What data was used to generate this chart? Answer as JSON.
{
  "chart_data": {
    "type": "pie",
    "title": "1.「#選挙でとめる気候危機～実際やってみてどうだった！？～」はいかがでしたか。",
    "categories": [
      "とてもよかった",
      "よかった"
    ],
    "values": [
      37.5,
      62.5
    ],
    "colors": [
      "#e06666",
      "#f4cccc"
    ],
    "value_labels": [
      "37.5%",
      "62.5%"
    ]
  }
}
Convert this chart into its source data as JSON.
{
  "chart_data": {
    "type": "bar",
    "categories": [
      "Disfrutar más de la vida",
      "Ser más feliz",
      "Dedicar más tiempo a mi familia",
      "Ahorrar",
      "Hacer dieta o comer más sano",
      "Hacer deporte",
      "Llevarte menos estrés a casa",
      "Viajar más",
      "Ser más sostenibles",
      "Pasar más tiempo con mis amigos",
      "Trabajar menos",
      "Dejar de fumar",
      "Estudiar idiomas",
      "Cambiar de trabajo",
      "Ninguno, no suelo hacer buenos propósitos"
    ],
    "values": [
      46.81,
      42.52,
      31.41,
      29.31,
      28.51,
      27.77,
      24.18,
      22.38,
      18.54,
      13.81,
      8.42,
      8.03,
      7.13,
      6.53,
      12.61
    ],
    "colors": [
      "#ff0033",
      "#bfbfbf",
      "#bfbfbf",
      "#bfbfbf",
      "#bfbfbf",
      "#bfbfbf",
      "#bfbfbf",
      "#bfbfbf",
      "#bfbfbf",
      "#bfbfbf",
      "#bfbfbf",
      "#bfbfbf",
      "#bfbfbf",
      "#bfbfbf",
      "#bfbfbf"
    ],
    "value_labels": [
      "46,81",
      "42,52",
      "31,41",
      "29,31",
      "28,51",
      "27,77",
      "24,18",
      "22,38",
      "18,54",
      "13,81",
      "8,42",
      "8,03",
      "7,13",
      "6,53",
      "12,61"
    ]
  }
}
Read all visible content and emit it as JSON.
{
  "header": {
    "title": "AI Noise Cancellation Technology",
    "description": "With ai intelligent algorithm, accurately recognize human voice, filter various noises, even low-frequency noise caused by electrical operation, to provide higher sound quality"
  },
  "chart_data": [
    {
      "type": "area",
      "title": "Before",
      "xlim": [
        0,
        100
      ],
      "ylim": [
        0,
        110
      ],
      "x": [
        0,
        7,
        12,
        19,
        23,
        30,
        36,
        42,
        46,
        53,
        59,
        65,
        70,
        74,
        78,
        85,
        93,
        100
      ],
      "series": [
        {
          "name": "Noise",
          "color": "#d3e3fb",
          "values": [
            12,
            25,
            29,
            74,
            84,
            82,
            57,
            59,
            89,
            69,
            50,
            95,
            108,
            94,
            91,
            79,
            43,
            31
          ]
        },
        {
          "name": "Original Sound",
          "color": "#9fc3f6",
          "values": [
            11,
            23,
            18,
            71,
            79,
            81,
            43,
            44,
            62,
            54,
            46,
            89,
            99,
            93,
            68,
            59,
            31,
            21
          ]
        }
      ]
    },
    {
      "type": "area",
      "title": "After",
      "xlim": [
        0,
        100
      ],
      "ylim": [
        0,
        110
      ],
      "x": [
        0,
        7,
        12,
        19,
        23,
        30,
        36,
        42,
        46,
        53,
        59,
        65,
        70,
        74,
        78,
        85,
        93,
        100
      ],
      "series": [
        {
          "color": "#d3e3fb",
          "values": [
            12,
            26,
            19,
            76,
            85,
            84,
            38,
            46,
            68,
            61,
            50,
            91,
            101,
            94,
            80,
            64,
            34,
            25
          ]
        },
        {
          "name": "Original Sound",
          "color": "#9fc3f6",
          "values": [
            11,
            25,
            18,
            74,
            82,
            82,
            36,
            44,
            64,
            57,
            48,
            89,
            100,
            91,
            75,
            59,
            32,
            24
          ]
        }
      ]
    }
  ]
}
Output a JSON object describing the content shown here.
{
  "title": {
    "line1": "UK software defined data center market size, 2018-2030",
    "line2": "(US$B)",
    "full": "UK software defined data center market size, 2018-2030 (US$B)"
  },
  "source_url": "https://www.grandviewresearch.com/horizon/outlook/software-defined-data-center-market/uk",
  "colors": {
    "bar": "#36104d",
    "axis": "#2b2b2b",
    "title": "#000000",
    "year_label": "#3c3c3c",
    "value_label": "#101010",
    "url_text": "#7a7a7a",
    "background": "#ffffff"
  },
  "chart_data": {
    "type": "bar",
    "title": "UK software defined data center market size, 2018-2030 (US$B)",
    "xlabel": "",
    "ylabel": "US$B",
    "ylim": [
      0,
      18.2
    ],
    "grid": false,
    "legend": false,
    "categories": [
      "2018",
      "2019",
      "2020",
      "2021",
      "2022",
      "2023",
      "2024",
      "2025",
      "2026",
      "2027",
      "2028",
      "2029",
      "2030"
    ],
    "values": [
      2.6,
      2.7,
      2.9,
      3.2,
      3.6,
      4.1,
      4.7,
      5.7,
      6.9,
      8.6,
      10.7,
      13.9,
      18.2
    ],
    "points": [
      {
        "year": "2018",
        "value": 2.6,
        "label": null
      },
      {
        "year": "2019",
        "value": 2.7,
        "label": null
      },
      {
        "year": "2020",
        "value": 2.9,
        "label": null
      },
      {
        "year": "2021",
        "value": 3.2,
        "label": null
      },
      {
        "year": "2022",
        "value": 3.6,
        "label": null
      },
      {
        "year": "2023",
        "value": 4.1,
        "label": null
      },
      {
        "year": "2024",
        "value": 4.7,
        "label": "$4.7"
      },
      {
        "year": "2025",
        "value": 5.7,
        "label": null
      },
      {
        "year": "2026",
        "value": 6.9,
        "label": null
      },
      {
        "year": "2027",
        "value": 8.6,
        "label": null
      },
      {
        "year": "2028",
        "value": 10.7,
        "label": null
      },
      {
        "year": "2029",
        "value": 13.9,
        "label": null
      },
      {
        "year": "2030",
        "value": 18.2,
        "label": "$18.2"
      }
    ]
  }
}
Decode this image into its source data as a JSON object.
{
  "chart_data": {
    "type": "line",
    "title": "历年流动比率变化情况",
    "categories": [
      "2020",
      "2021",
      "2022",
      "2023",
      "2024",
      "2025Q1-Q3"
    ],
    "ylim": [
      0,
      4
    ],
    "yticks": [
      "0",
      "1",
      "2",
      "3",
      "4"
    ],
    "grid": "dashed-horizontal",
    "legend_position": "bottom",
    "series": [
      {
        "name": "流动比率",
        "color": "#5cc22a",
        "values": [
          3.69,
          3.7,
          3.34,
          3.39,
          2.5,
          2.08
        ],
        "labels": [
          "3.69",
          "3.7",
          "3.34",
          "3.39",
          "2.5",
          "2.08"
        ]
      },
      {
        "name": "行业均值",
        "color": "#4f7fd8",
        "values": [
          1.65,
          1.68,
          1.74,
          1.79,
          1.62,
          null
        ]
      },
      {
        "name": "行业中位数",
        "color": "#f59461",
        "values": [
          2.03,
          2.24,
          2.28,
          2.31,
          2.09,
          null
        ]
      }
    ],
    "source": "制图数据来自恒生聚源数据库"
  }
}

○ ○ ○ ○ ○ ○ ○

→ The exercise
Extract all of the material exactly as it is written.

→ Worked solution
What data was used to generate this chart? Answer as JSON.
{
  "chart_data": {
    "type": "pie",
    "title": "1.「#選挙でとめる気候危機～実際やってみてどうだった！？～」はいかがでしたか。",
    "categories": [
      "とてもよかった",
      "よかった"
    ],
    "values": [
      37.5,
      62.5
    ],
    "colors": [
      "#e06666",
      "#f4cccc"
    ],
    "value_labels": [
      "37.5%",
      "62.5%"
    ]
  }
}
Convert this chart into its source data as JSON.
{
  "chart_data": {
    "type": "bar",
    "categories": [
      "Disfrutar más de la vida",
      "Ser más feliz",
      "Dedicar más tiempo a mi familia",
      "Ahorrar",
      "Hacer dieta o comer más sano",
      "Hacer deporte",
      "Llevarte menos estrés a casa",
      "Viajar más",
      "Ser más sostenibles",
      "Pasar más tiempo con mis amigos",
      "Trabajar menos",
      "Dejar de fumar",
      "Estudiar idiomas",
      "Cambiar de trabajo",
      "Ninguno, no suelo hacer buenos propósitos"
    ],
    "values": [
      46.81,
      42.52,
      31.41,
      29.31,
      28.51,
      27.77,
      24.18,
      22.38,
      18.54,
      13.81,
      8.42,
      8.03,
      7.13,
      6.53,
      12.61
    ],
    "colors": [
      "#ff0033",
      "#bfbfbf",
      "#bfbfbf",
      "#bfbfbf",
      "#bfbfbf",
      "#bfbfbf",
      "#bfbfbf",
      "#bfbfbf",
      "#bfbfbf",
      "#bfbfbf",
      "#bfbfbf",
      "#bfbfbf",
      "#bfbfbf",
      "#bfbfbf",
      "#bfbfbf"
    ],
    "value_labels": [
      "46,81",
      "42,52",
      "31,41",
      "29,31",
      "28,51",
      "27,77",
      "24,18",
      "22,38",
      "18,54",
      "13,81",
      "8,42",
      "8,03",
      "7,13",
      "6,53",
      "12,61"
    ]
  }
}
Read all visible content and emit it as JSON.
{
  "header": {
    "title": "AI Noise Cancellation Technology",
    "description": "With ai intelligent algorithm, accurately recognize human voice, filter various noises, even low-frequency noise caused by electrical operation, to provide higher sound quality"
  },
  "chart_data": [
    {
      "type": "area",
      "title": "Before",
      "xlim": [
        0,
        100
      ],
      "ylim": [
        0,
        110
      ],
      "x": [
        0,
        7,
        12,
        19,
        23,
        30,
        36,
        42,
        46,
        53,
        59,
        65,
        70,
        74,
        78,
        85,
        93,
        100
      ],
      "series": [
        {
          "name": "Noise",
          "color": "#d3e3fb",
          "values": [
            12,
            25,
            29,
            74,
            84,
            82,
            57,
            59,
            89,
            69,
            50,
            95,
            108,
            94,
            91,
            79,
            43,
            31
          ]
        },
        {
          "name": "Original Sound",
          "color": "#9fc3f6",
          "values": [
            11,
            23,
            18,
            71,
            79,
            81,
            43,
            44,
            62,
            54,
            46,
            89,
            99,
            93,
            68,
            59,
            31,
            21
          ]
        }
      ]
    },
    {
      "type": "area",
      "title": "After",
      "xlim": [
        0,
        100
      ],
      "ylim": [
        0,
        110
      ],
      "x": [
        0,
        7,
        12,
        19,
        23,
        30,
        36,
        42,
        46,
        53,
        59,
        65,
        70,
        74,
        78,
        85,
        93,
        100
      ],
      "series": [
        {
          "color": "#d3e3fb",
          "values": [
            12,
            26,
            19,
            76,
            85,
            84,
            38,
            46,
            68,
            61,
            50,
            91,
            101,
            94,
            80,
            64,
            34,
            25
          ]
        },
        {
          "name": "Original Sound",
          "color": "#9fc3f6",
          "values": [
            11,
            25,
            18,
            74,
            82,
            82,
            36,
            44,
            64,
            57,
            48,
            89,
            100,
            91,
            75,
            59,
            32,
            24
          ]
        }
      ]
    }
  ]
}
Output a JSON object describing the content shown here.
{
  "title": {
    "line1": "UK software defined data center market size, 2018-2030",
    "line2": "(US$B)",
    "full": "UK software defined data center market size, 2018-2030 (US$B)"
  },
  "source_url": "https://www.grandviewresearch.com/horizon/outlook/software-defined-data-center-market/uk",
  "colors": {
    "bar": "#36104d",
    "axis": "#2b2b2b",
    "title": "#000000",
    "year_label": "#3c3c3c",
    "value_label": "#101010",
    "url_text": "#7a7a7a",
    "background": "#ffffff"
  },
  "chart_data": {
    "type": "bar",
    "title": "UK software defined data center market size, 2018-2030 (US$B)",
    "xlabel": "",
    "ylabel": "US$B",
    "ylim": [
      0,
      18.2
    ],
    "grid": false,
    "legend": false,
    "categories": [
      "2018",
      "2019",
      "2020",
      "2021",
      "2022",
      "2023",
      "2024",
      "2025",
      "2026",
      "2027",
      "2028",
      "2029",
      "2030"
    ],
    "values": [
      2.6,
      2.7,
      2.9,
      3.2,
      3.6,
      4.1,
      4.7,
      5.7,
      6.9,
      8.6,
      10.7,
      13.9,
      18.2
    ],
    "points": [
      {
        "year": "2018",
        "value": 2.6,
        "label": null
      },
      {
        "year": "2019",
        "value": 2.7,
        "label": null
      },
      {
        "year": "2020",
        "value": 2.9,
        "label": null
      },
      {
        "year": "2021",
        "value": 3.2,
        "label": null
      },
      {
        "year": "2022",
        "value": 3.6,
        "label": null
      },
      {
        "year": "2023",
        "value": 4.1,
        "label": null
      },
      {
        "year": "2024",
        "value": 4.7,
        "label": "$4.7"
      },
      {
        "year": "2025",
        "value": 5.7,
        "label": null
      },
      {
        "year": "2026",
        "value": 6.9,
        "label": null
      },
      {
        "year": "2027",
        "value": 8.6,
        "label": null
      },
      {
        "year": "2028",
        "value": 10.7,
        "label": null
      },
      {
        "year": "2029",
        "value": 13.9,
        "label": null
      },
      {
        "year": "2030",
        "value": 18.2,
        "label": "$18.2"
      }
    ]
  }
}
Decode this image into its source data as a JSON object.
{
  "chart_data": {
    "type": "line",
    "title": "历年流动比率变化情况",
    "categories": [
      "2020",
      "2021",
      "2022",
      "2023",
      "2024",
      "2025Q1-Q3"
    ],
    "ylim": [
      0,
      4
    ],
    "yticks": [
      "0",
      "1",
      "2",
      "3",
      "4"
    ],
    "grid": "dashed-horizontal",
    "legend_position": "bottom",
    "series": [
      {
        "name": "流动比率",
        "color": "#5cc22a",
        "values": [
          3.69,
          3.7,
          3.34,
          3.39,
          2.5,
          2.08
        ],
        "labels": [
          "3.69",
          "3.7",
          "3.34",
          "3.39",
          "2.5",
          "2.08"
        ]
      },
      {
        "name": "行业均值",
        "color": "#4f7fd8",
        "values": [
          1.65,
          1.68,
          1.74,
          1.79,
          1.62,
          null
        ]
      },
      {
        "name": "行业中位数",
        "color": "#f59461",
        "values": [
          2.03,
          2.24,
          2.28,
          2.31,
          2.09,
          null
        ]
      }
    ],
    "source": "制图数据来自恒生聚源数据库"
  }
}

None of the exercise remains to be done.